Data shown:

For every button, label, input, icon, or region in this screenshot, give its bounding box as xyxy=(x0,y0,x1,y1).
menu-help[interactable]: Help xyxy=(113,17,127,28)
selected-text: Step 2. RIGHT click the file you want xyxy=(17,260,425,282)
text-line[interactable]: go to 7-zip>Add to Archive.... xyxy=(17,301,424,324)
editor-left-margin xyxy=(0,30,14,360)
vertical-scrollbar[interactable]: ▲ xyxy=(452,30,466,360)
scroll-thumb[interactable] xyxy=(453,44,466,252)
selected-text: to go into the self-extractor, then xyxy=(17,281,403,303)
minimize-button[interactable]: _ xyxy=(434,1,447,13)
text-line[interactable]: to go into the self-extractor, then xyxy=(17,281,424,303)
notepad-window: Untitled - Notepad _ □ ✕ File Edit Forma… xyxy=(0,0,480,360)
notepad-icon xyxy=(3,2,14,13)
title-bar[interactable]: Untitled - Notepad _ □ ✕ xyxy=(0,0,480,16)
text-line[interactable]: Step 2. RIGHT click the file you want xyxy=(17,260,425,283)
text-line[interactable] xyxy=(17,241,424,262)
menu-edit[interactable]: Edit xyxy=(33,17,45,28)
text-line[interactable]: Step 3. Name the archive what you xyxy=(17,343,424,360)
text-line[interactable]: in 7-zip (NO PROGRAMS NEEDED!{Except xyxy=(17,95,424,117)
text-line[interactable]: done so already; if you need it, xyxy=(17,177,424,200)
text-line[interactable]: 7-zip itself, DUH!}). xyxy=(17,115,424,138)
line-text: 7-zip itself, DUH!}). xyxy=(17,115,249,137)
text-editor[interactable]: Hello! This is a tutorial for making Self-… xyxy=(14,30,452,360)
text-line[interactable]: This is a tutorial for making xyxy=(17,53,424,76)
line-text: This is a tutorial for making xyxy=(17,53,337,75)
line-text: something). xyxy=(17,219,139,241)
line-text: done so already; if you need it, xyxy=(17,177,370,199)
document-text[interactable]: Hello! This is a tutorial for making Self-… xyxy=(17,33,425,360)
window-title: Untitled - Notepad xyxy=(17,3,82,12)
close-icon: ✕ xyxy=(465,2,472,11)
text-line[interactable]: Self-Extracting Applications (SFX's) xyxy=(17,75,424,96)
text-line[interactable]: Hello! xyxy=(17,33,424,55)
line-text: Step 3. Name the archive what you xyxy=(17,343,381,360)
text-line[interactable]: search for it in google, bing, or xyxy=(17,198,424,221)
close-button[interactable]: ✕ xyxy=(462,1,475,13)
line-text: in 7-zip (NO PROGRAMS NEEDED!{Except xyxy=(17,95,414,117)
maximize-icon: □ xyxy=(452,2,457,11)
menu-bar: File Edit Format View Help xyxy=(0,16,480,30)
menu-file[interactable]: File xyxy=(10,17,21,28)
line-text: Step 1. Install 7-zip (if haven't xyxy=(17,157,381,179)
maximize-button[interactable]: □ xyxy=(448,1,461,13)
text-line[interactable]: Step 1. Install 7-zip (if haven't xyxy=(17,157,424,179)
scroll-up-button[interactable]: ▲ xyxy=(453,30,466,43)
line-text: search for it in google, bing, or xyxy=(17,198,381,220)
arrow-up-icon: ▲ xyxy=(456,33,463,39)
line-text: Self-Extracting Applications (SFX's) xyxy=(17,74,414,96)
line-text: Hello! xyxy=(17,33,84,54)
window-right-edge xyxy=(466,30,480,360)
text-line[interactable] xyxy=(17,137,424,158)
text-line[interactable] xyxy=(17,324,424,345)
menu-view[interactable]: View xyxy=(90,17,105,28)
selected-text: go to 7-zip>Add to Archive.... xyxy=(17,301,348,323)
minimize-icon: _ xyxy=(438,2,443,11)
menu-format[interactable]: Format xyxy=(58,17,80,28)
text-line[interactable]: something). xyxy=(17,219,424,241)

To do:
How many lines of the items above contain the string "Format", with case counting? Reply with the number alone.

Full response:
2